--- Begin Material for this exercise ---

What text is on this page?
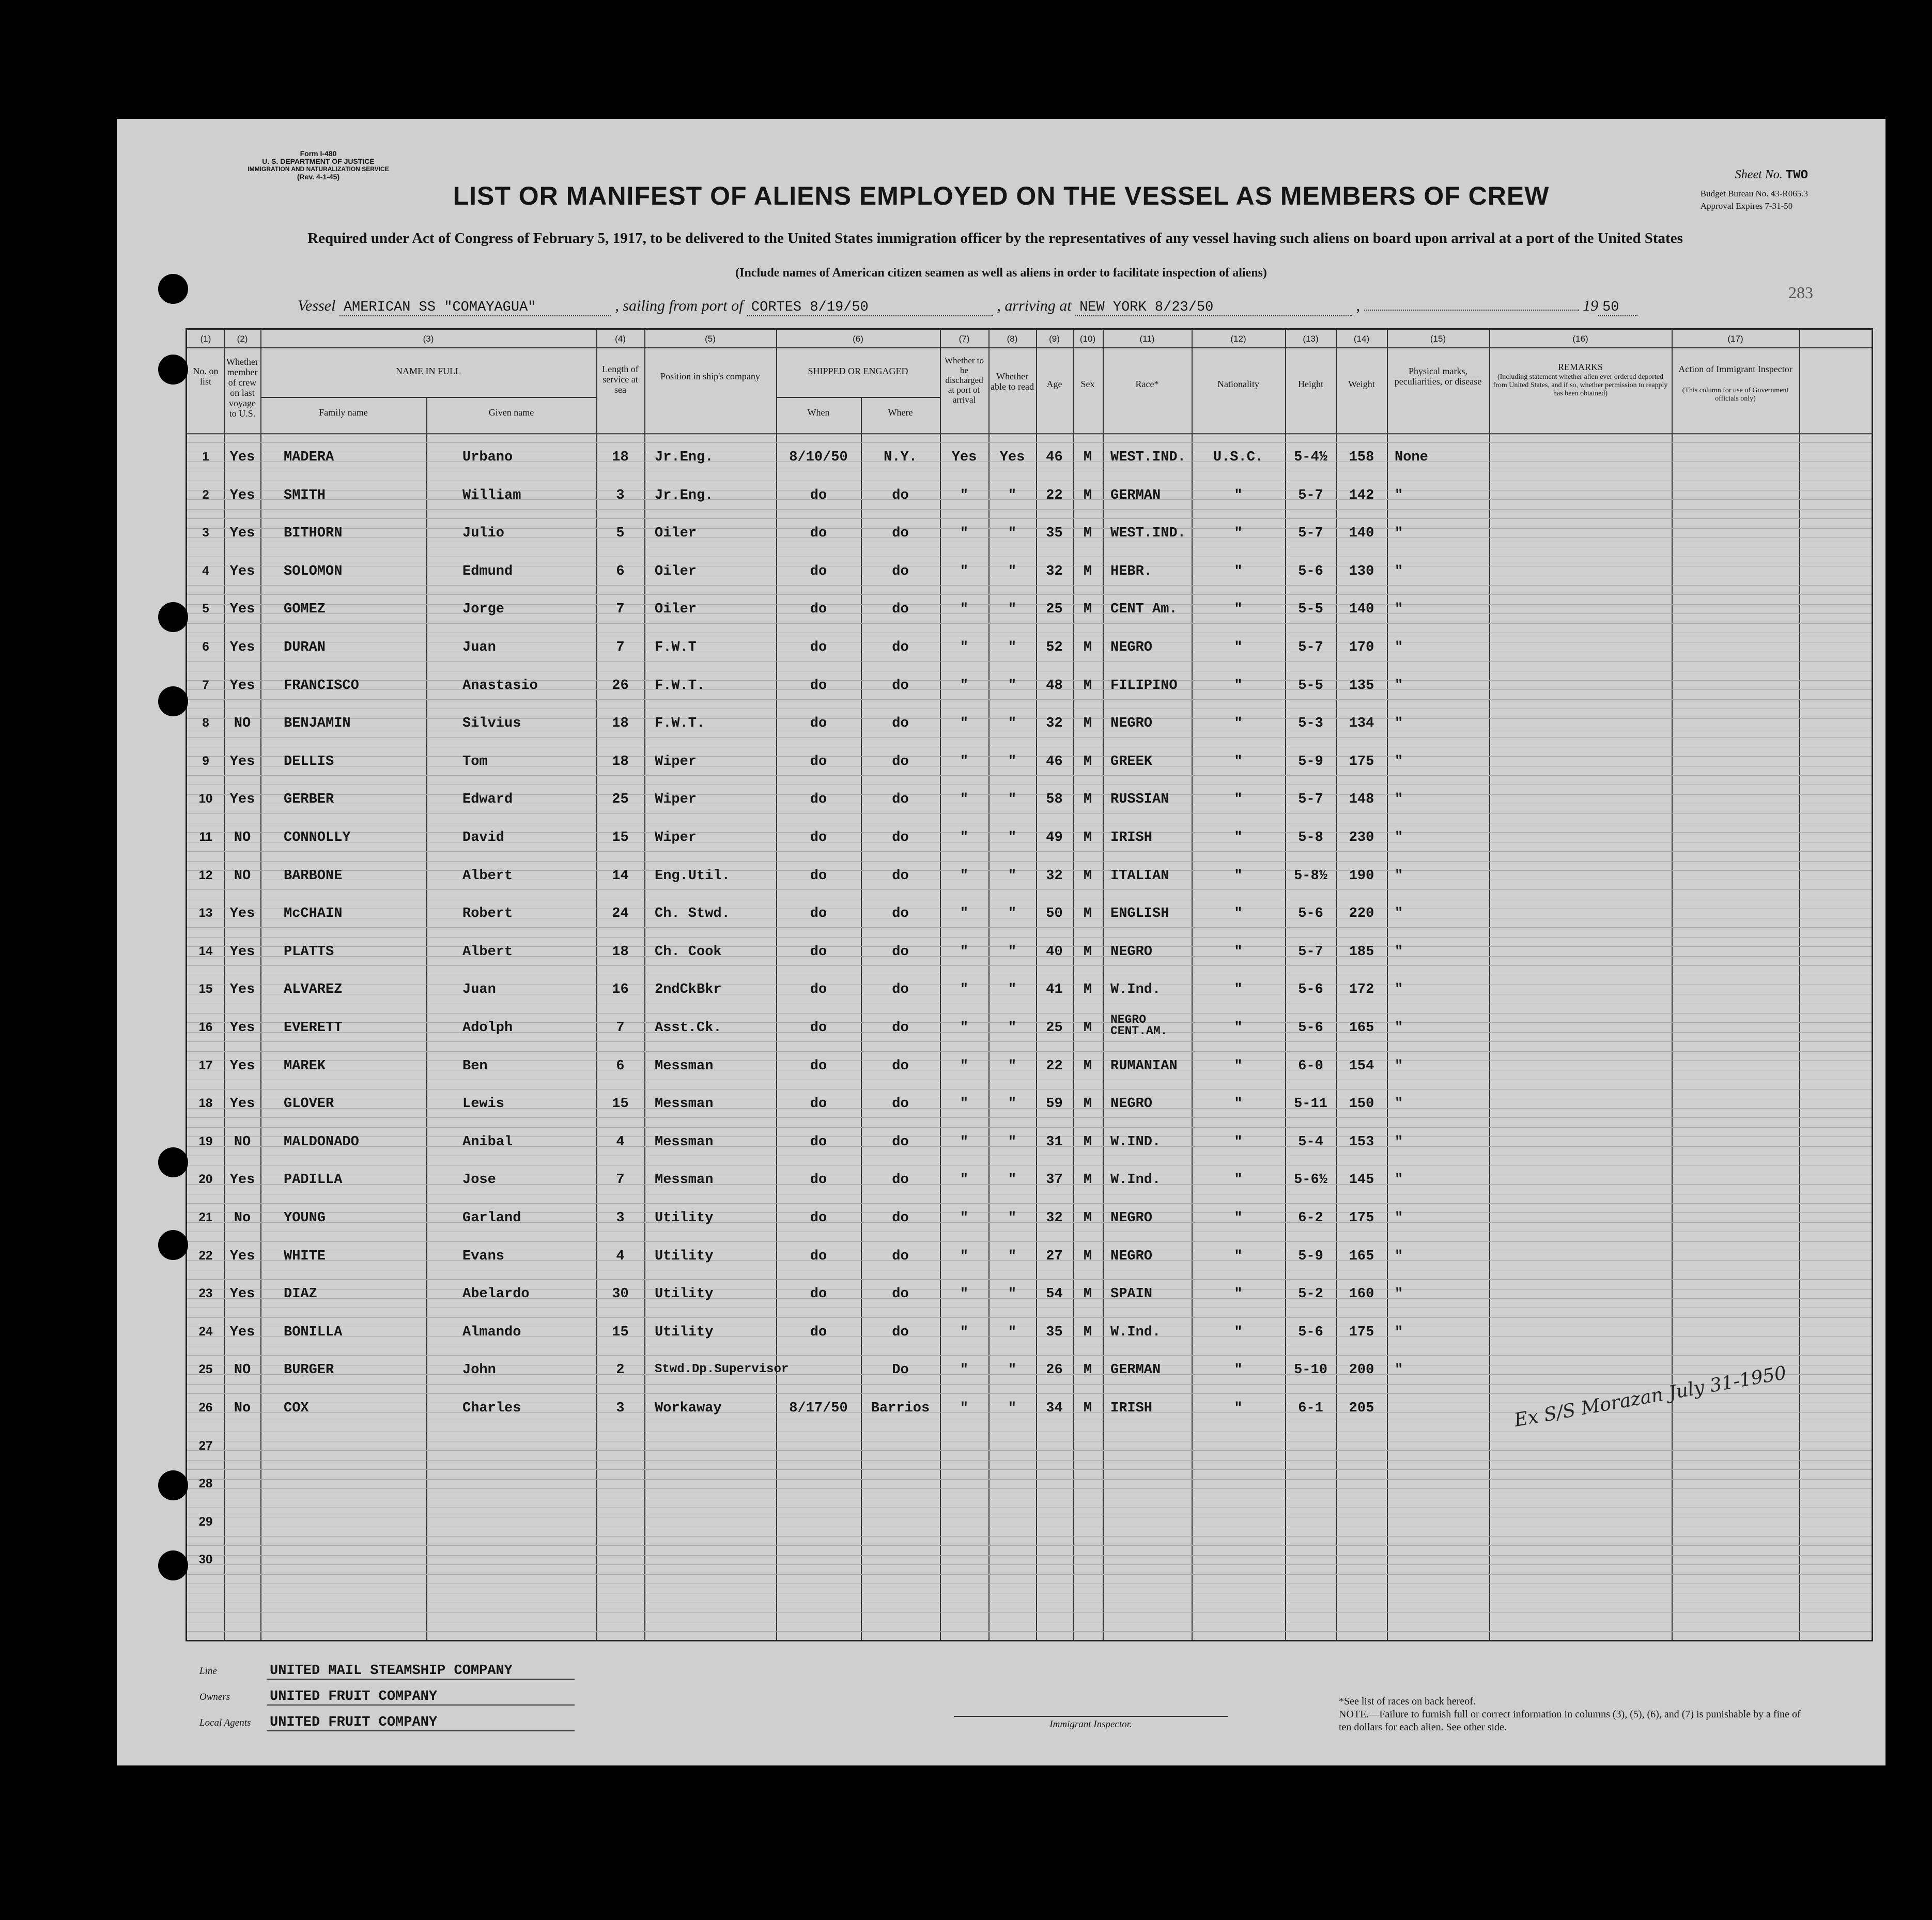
Form I-480
U. S. DEPARTMENT OF JUSTICE
IMMIGRATION AND NATURALIZATION SERVICE
(Rev. 4-1-45)	Sheet No. TWO
Budget Bureau No. 43-R065.3
Approval Expires 7-31-50
283
LIST OR MANIFEST OF ALIENS EMPLOYED ON THE VESSEL AS MEMBERS OF CREW
Required under Act of Congress of February 5, 1917, to be delivered to the United States immigration officer by the representatives of any vessel having such aliens on board upon arrival at a port of the United States
(Include names of American citizen seamen as well as aliens in order to facilitate inspection of aliens)
Vessel AMERICAN SS "COMAYAGUA"	, sailing from port of CORTES 8/19/50	, arriving at NEW YORK 8/23/50	,	19 50
(1)	(2)	(3)	(4)	(5)	(6)	(7)	(8)	(9)	(10)	(11)	(12)	(13)	(14)	(15)	(16)	(17)
No. on list
Whether member of crew on last voyage to U.S.
NAME IN FULL
Family name	Given name
Length of service at sea
Position in ship's company	SHIPPED OR ENGAGED
When	Where
Whether to be discharged at port of arrival
Whether able to read	Age	Sex	Race*	Nationality	Height	Weight
Physical marks, peculiarities, or disease
REMARKS
(Including statement whether alien ever ordered deported from United States, and if so, whether permission to reapply has been obtained)
Action of Immigrant Inspector
(This column for use of Government officials only)
1	Yes	MADERA	Urbano	18	Jr.Eng.	8/10/50	N.Y.	Yes	Yes	46	M	WEST.IND.	U.S.C.	5-4½	158	None
2	Yes	SMITH	William	3	Jr.Eng.	do	do	"	"	22	M	GERMAN	"	5-7	142	"
3	Yes	BITHORN	Julio	5	Oiler	do	do	"	"	35	M	WEST.IND.	"	5-7	140	"
4	Yes	SOLOMON	Edmund	6	Oiler	do	do	"	"	32	M	HEBR.	"	5-6	130	"
5	Yes	GOMEZ	Jorge	7	Oiler	do	do	"	"	25	M	CENT Am.	"	5-5	140	"
6	Yes	DURAN	Juan	7	F.W.T	do	do	"	"	52	M	NEGRO	"	5-7	170	"
7	Yes	FRANCISCO	Anastasio	26	F.W.T.	do	do	"	"	48	M	FILIPINO	"	5-5	135	"
8	NO	BENJAMIN	Silvius	18	F.W.T.	do	do	"	"	32	M	NEGRO	"	5-3	134	"
9	Yes	DELLIS	Tom	18	Wiper	do	do	"	"	46	M	GREEK	"	5-9	175	"
10	Yes	GERBER	Edward	25	Wiper	do	do	"	"	58	M	RUSSIAN	"	5-7	148	"
11	NO	CONNOLLY	David	15	Wiper	do	do	"	"	49	M	IRISH	"	5-8	230	"
12	NO	BARBONE	Albert	14	Eng.Util.	do	do	"	"	32	M	ITALIAN	"	5-8½	190	"
13	Yes	McCHAIN	Robert	24	Ch. Stwd.	do	do	"	"	50	M	ENGLISH	"	5-6	220	"
14	Yes	PLATTS	Albert	18	Ch. Cook	do	do	"	"	40	M	NEGRO	"	5-7	185	"
15	Yes	ALVAREZ	Juan	16	2ndCkBkr	do	do	"	"	41	M	W.Ind.	"	5-6	172	"
16	Yes	EVERETT	Adolph	7	Asst.Ck.	do	do	"	"	25	M
NEGRO CENT.AM.	"	5-6	165	"
17	Yes	MAREK	Ben	6	Messman	do	do	"	"	22	M	RUMANIAN	"	6-0	154	"
18	Yes	GLOVER	Lewis	15	Messman	do	do	"	"	59	M	NEGRO	"	5-11	150	"
19	NO	MALDONADO	Anibal	4	Messman	do	do	"	"	31	M	W.IND.	"	5-4	153	"
20	Yes	PADILLA	Jose	7	Messman	do	do	"	"	37	M	W.Ind.	"	5-6½	145	"
21	No	YOUNG	Garland	3	Utility	do	do	"	"	32	M	NEGRO	"	6-2	175	"
22	Yes	WHITE	Evans	4	Utility	do	do	"	"	27	M	NEGRO	"	5-9	165	"
23	Yes	DIAZ	Abelardo	30	Utility	do	do	"	"	54	M	SPAIN	"	5-2	160	"
24	Yes	BONILLA	Almando	15	Utility	do	do	"	"	35	M	W.Ind.	"	5-6	175	"
25	NO	BURGER	John	2	Stwd.Dp.Supervisor	Do	"	"	26	M	GERMAN	"	5-10	200	"
26	No	COX	Charles	3	Workaway	8/17/50	Barrios	"	"	34	M	IRISH	"	6-1	205	Ex S/S Morazan July 31-1950
27
28
29
30
Line	UNITED MAIL STEAMSHIP COMPANY
Owners	UNITED FRUIT COMPANY
Local Agents UNITED FRUIT COMPANY	Immigrant Inspector.
*See list of races on back hereof.
NOTE.—Failure to furnish full or correct information in columns (3), (5), (6), and (7) is punishable by a fine of ten dollars for each alien. See other side.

--- End Material for this exercise ---

__Exercise__: Go through the records and gather the lines that hold "from".

__Worked solution__:
Vessel AMERICAN SS "COMAYAGUA"	, sailing from port of CORTES 8/19/50	, arriving at NEW YORK 8/23/50	,	19 50
(Including statement whether alien ever ordered deported from United States, and if so, whether permission to reapply has been obtained)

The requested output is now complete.